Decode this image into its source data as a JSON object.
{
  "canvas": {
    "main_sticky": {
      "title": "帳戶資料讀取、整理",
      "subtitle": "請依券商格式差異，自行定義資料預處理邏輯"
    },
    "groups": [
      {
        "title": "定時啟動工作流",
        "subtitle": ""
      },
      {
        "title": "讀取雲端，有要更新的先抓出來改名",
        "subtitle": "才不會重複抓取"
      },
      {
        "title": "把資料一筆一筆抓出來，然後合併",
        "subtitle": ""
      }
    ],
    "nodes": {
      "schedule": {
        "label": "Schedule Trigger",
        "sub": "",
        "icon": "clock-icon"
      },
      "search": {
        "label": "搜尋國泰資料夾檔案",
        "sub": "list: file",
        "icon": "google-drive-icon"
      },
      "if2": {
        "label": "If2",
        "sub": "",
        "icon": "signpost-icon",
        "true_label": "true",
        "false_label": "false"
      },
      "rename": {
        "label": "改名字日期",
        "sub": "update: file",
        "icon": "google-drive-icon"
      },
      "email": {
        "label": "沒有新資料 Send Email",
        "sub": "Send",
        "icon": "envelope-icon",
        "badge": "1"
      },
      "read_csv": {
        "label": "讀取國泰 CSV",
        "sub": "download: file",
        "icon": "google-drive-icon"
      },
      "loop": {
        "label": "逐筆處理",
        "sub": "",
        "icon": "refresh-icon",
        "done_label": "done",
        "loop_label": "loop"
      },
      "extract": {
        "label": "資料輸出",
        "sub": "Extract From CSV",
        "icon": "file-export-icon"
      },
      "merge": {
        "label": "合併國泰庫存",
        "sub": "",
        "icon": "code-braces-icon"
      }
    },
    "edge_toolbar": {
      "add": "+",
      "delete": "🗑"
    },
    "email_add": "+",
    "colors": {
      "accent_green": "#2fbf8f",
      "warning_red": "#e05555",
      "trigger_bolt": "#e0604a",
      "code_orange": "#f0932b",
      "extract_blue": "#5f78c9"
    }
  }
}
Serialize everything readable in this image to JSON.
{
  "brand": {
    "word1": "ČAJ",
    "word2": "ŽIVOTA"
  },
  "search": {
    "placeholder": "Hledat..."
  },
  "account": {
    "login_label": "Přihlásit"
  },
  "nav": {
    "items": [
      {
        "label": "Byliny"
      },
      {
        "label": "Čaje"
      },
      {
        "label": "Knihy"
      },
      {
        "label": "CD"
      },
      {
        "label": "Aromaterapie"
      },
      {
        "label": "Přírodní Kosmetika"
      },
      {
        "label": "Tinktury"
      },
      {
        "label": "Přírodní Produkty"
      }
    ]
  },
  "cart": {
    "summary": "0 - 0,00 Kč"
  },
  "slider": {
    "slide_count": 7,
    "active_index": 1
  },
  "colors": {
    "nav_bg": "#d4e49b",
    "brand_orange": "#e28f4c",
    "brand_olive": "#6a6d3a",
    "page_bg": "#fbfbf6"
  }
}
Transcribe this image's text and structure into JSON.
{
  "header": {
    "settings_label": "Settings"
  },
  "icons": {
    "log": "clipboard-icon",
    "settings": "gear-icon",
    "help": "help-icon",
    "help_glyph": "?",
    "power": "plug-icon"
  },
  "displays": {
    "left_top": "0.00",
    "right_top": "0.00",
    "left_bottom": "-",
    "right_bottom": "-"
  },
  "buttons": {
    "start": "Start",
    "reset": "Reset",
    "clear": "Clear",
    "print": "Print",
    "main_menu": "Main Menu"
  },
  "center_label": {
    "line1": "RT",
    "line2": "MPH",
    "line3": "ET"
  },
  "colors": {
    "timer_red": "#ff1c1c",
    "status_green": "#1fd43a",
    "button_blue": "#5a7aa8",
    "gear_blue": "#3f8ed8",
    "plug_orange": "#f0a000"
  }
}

◆ ◆ ◆ ◆ ◆

## Problem description
Copy down the material exactly as written.

## Correct response
Decode this image into its source data as a JSON object.
{
  "canvas": {
    "main_sticky": {
      "title": "帳戶資料讀取、整理",
      "subtitle": "請依券商格式差異，自行定義資料預處理邏輯"
    },
    "groups": [
      {
        "title": "定時啟動工作流",
        "subtitle": ""
      },
      {
        "title": "讀取雲端，有要更新的先抓出來改名",
        "subtitle": "才不會重複抓取"
      },
      {
        "title": "把資料一筆一筆抓出來，然後合併",
        "subtitle": ""
      }
    ],
    "nodes": {
      "schedule": {
        "label": "Schedule Trigger",
        "sub": "",
        "icon": "clock-icon"
      },
      "search": {
        "label": "搜尋國泰資料夾檔案",
        "sub": "list: file",
        "icon": "google-drive-icon"
      },
      "if2": {
        "label": "If2",
        "sub": "",
        "icon": "signpost-icon",
        "true_label": "true",
        "false_label": "false"
      },
      "rename": {
        "label": "改名字日期",
        "sub": "update: file",
        "icon": "google-drive-icon"
      },
      "email": {
        "label": "沒有新資料 Send Email",
        "sub": "Send",
        "icon": "envelope-icon",
        "badge": "1"
      },
      "read_csv": {
        "label": "讀取國泰 CSV",
        "sub": "download: file",
        "icon": "google-drive-icon"
      },
      "loop": {
        "label": "逐筆處理",
        "sub": "",
        "icon": "refresh-icon",
        "done_label": "done",
        "loop_label": "loop"
      },
      "extract": {
        "label": "資料輸出",
        "sub": "Extract From CSV",
        "icon": "file-export-icon"
      },
      "merge": {
        "label": "合併國泰庫存",
        "sub": "",
        "icon": "code-braces-icon"
      }
    },
    "edge_toolbar": {
      "add": "+",
      "delete": "🗑"
    },
    "email_add": "+",
    "colors": {
      "accent_green": "#2fbf8f",
      "warning_red": "#e05555",
      "trigger_bolt": "#e0604a",
      "code_orange": "#f0932b",
      "extract_blue": "#5f78c9"
    }
  }
}
Serialize everything readable in this image to JSON.
{
  "brand": {
    "word1": "ČAJ",
    "word2": "ŽIVOTA"
  },
  "search": {
    "placeholder": "Hledat..."
  },
  "account": {
    "login_label": "Přihlásit"
  },
  "nav": {
    "items": [
      {
        "label": "Byliny"
      },
      {
        "label": "Čaje"
      },
      {
        "label": "Knihy"
      },
      {
        "label": "CD"
      },
      {
        "label": "Aromaterapie"
      },
      {
        "label": "Přírodní Kosmetika"
      },
      {
        "label": "Tinktury"
      },
      {
        "label": "Přírodní Produkty"
      }
    ]
  },
  "cart": {
    "summary": "0 - 0,00 Kč"
  },
  "slider": {
    "slide_count": 7,
    "active_index": 1
  },
  "colors": {
    "nav_bg": "#d4e49b",
    "brand_orange": "#e28f4c",
    "brand_olive": "#6a6d3a",
    "page_bg": "#fbfbf6"
  }
}
Transcribe this image's text and structure into JSON.
{
  "header": {
    "settings_label": "Settings"
  },
  "icons": {
    "log": "clipboard-icon",
    "settings": "gear-icon",
    "help": "help-icon",
    "help_glyph": "?",
    "power": "plug-icon"
  },
  "displays": {
    "left_top": "0.00",
    "right_top": "0.00",
    "left_bottom": "-",
    "right_bottom": "-"
  },
  "buttons": {
    "start": "Start",
    "reset": "Reset",
    "clear": "Clear",
    "print": "Print",
    "main_menu": "Main Menu"
  },
  "center_label": {
    "line1": "RT",
    "line2": "MPH",
    "line3": "ET"
  },
  "colors": {
    "timer_red": "#ff1c1c",
    "status_green": "#1fd43a",
    "button_blue": "#5a7aa8",
    "gear_blue": "#3f8ed8",
    "plug_orange": "#f0a000"
  }
}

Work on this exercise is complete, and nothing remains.